• TO DO
Does each of these statements agree with the biography of photographer Elizabeth Williams? Answer yes or no for each, and quote the deciding words from the biography. 1. Williams joined the Women's Army Corps at the age of 20. 2. Williams retired to Houston. 3. Williams worked as a Women's Army Corps photographer until 1970.

• EXERCISE PASSAGE
- Born: 1924 (age 101–102) Houston, Texas
- Education: Fort Monmouth, New Jersey, Photo School
- Known for: Photography
- Movement: Women's Army Corps, Photography

= Elizabeth Williams (photographer) =

American photographer (born 1924)

Elizabeth "Tex" Williams (born 1924) is an American photographer. She joined the Women's Army Corps in 1944 at the age of 20 as one of the few African-American women photographers in the military.

== Life and education ==
Williams was born in Houston in 1924, where she was raised in a working-class family. She served in the Women's Army Corps, where she was stationed in Iowa and Arizona. She later retired to Huachuca City, Arizona.

Williams was educated at Photographic Division School in New Jersey with honors and graduated as valedictorian because the army did not allow African Americans in the military's school for photography.

== Career ==
Williams worked in the Women's Army Corps as a photographer from 1944 to 1970. She was stationed at the all-black base in Iowa because the military was still segregated, a practice that endured even after the military's 1948 ending of segregation. Since the military was segregated until the Executive Order 9981, she had taken many photos of African Americans. Within and outside of the military, Williams photographed the "New Negro" that changed the stereotypical narrative of African Africans.

Williams photographed all things military. She took intelligence photos, medicine, defense, and ID pictures. She later worked as an intelligence photographer for defense intelligence agencies.

== Significance ==
Scholars such as Jeanne Moutoussamy-Ashe and Jacqueline Ellis describe Williams as a pioneer, whose race and gender made professional success as a photographer unlikely, let alone in the American military, which would remain segregated in practice until the 1980s, though the official policy ended in 1948. African Americans were barred from army photography schools and training programs, so she had to go to Photographic Division School in New Jersey, where she was the first woman and African American to graduate from there, which she did with honors. She was the only women to photograph the Air Force.

Dataset entries:
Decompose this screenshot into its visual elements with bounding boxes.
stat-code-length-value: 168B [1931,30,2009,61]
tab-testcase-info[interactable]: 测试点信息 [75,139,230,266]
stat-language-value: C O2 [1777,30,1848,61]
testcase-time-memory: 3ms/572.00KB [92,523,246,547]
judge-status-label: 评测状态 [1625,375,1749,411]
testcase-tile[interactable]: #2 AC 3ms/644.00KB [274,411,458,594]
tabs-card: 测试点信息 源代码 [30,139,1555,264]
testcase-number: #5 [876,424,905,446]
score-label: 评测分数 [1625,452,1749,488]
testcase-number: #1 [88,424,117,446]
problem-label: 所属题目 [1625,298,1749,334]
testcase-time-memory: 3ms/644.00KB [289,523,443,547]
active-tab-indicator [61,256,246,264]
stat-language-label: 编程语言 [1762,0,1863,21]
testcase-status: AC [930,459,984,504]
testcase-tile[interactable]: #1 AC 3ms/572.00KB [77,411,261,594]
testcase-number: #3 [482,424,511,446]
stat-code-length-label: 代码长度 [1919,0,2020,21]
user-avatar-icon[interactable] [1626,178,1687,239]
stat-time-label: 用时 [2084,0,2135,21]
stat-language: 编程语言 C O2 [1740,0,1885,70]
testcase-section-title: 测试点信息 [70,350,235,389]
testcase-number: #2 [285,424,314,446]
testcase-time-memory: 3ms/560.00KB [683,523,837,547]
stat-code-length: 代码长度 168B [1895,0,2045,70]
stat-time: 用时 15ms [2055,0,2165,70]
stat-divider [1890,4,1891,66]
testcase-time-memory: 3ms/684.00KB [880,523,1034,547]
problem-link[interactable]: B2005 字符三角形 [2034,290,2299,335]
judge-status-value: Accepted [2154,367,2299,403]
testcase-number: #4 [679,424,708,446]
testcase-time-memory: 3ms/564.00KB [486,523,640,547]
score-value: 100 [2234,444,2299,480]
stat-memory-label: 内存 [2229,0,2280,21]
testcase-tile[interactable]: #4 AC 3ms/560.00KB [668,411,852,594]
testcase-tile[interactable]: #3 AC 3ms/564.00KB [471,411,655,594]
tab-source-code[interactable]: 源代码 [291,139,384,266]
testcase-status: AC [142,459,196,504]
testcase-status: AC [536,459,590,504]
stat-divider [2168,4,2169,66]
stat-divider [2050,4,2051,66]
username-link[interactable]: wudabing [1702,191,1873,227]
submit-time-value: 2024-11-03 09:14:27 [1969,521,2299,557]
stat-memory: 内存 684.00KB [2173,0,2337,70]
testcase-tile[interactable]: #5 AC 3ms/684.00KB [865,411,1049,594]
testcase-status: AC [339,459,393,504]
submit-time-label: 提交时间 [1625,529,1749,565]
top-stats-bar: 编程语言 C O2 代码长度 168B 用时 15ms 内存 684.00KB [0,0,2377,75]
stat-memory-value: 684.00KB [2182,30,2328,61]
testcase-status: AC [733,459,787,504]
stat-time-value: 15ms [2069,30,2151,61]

• OUTPUT FOR THIS TASK
1. Yes: "She joined the Women's Army Corps in 1944 at the age of 20"
2. No: "She later retired to Huachuca City, Arizona."
3. Yes: "Williams worked in the Women's Army Corps as a photographer from 1944 to 1970."